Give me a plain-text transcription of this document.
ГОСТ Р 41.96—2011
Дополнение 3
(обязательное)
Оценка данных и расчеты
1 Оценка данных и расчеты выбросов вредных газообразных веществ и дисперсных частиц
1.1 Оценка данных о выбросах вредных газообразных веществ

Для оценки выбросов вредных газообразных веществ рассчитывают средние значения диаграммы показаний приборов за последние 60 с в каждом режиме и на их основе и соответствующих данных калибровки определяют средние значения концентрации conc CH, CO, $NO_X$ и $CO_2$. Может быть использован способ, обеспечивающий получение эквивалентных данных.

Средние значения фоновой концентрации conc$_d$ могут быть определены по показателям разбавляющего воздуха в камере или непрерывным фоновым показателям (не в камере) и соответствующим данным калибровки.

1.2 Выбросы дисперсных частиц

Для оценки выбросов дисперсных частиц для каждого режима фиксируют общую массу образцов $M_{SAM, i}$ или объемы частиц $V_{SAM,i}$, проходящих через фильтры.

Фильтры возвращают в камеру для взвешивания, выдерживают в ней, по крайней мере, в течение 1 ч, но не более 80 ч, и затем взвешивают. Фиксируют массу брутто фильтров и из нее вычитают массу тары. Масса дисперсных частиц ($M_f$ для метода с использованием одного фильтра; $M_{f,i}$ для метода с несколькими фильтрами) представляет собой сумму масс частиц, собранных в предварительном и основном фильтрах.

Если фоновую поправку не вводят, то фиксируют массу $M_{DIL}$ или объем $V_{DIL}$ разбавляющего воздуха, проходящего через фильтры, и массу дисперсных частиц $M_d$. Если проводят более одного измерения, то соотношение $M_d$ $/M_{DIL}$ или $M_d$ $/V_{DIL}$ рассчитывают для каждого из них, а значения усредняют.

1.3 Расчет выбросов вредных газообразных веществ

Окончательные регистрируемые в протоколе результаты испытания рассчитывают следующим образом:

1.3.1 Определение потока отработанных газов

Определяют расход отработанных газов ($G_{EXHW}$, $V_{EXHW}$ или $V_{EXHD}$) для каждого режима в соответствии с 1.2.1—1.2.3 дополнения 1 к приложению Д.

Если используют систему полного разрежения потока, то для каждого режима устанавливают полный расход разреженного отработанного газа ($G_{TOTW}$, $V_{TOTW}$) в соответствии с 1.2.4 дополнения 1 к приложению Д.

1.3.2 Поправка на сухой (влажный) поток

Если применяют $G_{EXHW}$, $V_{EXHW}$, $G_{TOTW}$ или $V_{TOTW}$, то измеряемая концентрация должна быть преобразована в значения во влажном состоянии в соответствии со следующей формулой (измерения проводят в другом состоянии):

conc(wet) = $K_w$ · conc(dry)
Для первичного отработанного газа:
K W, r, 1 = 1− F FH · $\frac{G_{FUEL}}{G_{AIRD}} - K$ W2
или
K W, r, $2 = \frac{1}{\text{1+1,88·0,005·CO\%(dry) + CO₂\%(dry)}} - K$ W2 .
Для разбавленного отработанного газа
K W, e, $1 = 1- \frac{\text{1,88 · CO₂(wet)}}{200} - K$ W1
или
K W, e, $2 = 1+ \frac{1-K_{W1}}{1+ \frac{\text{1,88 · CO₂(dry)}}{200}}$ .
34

▬▬▬▬▬▬▬▬▬▬

Given exercise: Copy each line of the data above without altering a single character.

Expected answer:
Give me a plain-text transcription of this document.
ГОСТ Р 41.96—2011
Дополнение 3
(обязательное)
Оценка данных и расчеты
1 Оценка данных и расчеты выбросов вредных газообразных веществ и дисперсных частиц
1.1 Оценка данных о выбросах вредных газообразных веществ

Для оценки выбросов вредных газообразных веществ рассчитывают средние значения диаграммы показаний приборов за последние 60 с в каждом режиме и на их основе и соответствующих данных калибровки определяют средние значения концентрации conc CH, CO, $NO_X$ и $CO_2$. Может быть использован способ, обеспечивающий получение эквивалентных данных.

Средние значения фоновой концентрации conc$_d$ могут быть определены по показателям разбавляющего воздуха в камере или непрерывным фоновым показателям (не в камере) и соответствующим данным калибровки.

1.2 Выбросы дисперсных частиц

Для оценки выбросов дисперсных частиц для каждого режима фиксируют общую массу образцов $M_{SAM, i}$ или объемы частиц $V_{SAM,i}$, проходящих через фильтры.

Фильтры возвращают в камеру для взвешивания, выдерживают в ней, по крайней мере, в течение 1 ч, но не более 80 ч, и затем взвешивают. Фиксируют массу брутто фильтров и из нее вычитают массу тары. Масса дисперсных частиц ($M_f$ для метода с использованием одного фильтра; $M_{f,i}$ для метода с несколькими фильтрами) представляет собой сумму масс частиц, собранных в предварительном и основном фильтрах.

Если фоновую поправку не вводят, то фиксируют массу $M_{DIL}$ или объем $V_{DIL}$ разбавляющего воздуха, проходящего через фильтры, и массу дисперсных частиц $M_d$. Если проводят более одного измерения, то соотношение $M_d$ $/M_{DIL}$ или $M_d$ $/V_{DIL}$ рассчитывают для каждого из них, а значения усредняют.

1.3 Расчет выбросов вредных газообразных веществ

Окончательные регистрируемые в протоколе результаты испытания рассчитывают следующим образом:

1.3.1 Определение потока отработанных газов

Определяют расход отработанных газов ($G_{EXHW}$, $V_{EXHW}$ или $V_{EXHD}$) для каждого режима в соответствии с 1.2.1—1.2.3 дополнения 1 к приложению Д.

Если используют систему полного разрежения потока, то для каждого режима устанавливают полный расход разреженного отработанного газа ($G_{TOTW}$, $V_{TOTW}$) в соответствии с 1.2.4 дополнения 1 к приложению Д.

1.3.2 Поправка на сухой (влажный) поток

Если применяют $G_{EXHW}$, $V_{EXHW}$, $G_{TOTW}$ или $V_{TOTW}$, то измеряемая концентрация должна быть преобразована в значения во влажном состоянии в соответствии со следующей формулой (измерения проводят в другом состоянии):

conc(wet) = $K_w$ · conc(dry)
Для первичного отработанного газа:
K W, r, 1 = 1− F FH · $\frac{G_{FUEL}}{G_{AIRD}} - K$ W2
или
K W, r, $2 = \frac{1}{\text{1+1,88·0,005·CO\%(dry) + CO₂\%(dry)}} - K$ W2 .
Для разбавленного отработанного газа
K W, e, $1 = 1- \frac{\text{1,88 · CO₂(wet)}}{200} - K$ W1
или
K W, e, $2 = 1+ \frac{1-K_{W1}}{1+ \frac{\text{1,88 · CO₂(dry)}}{200}}$ .
34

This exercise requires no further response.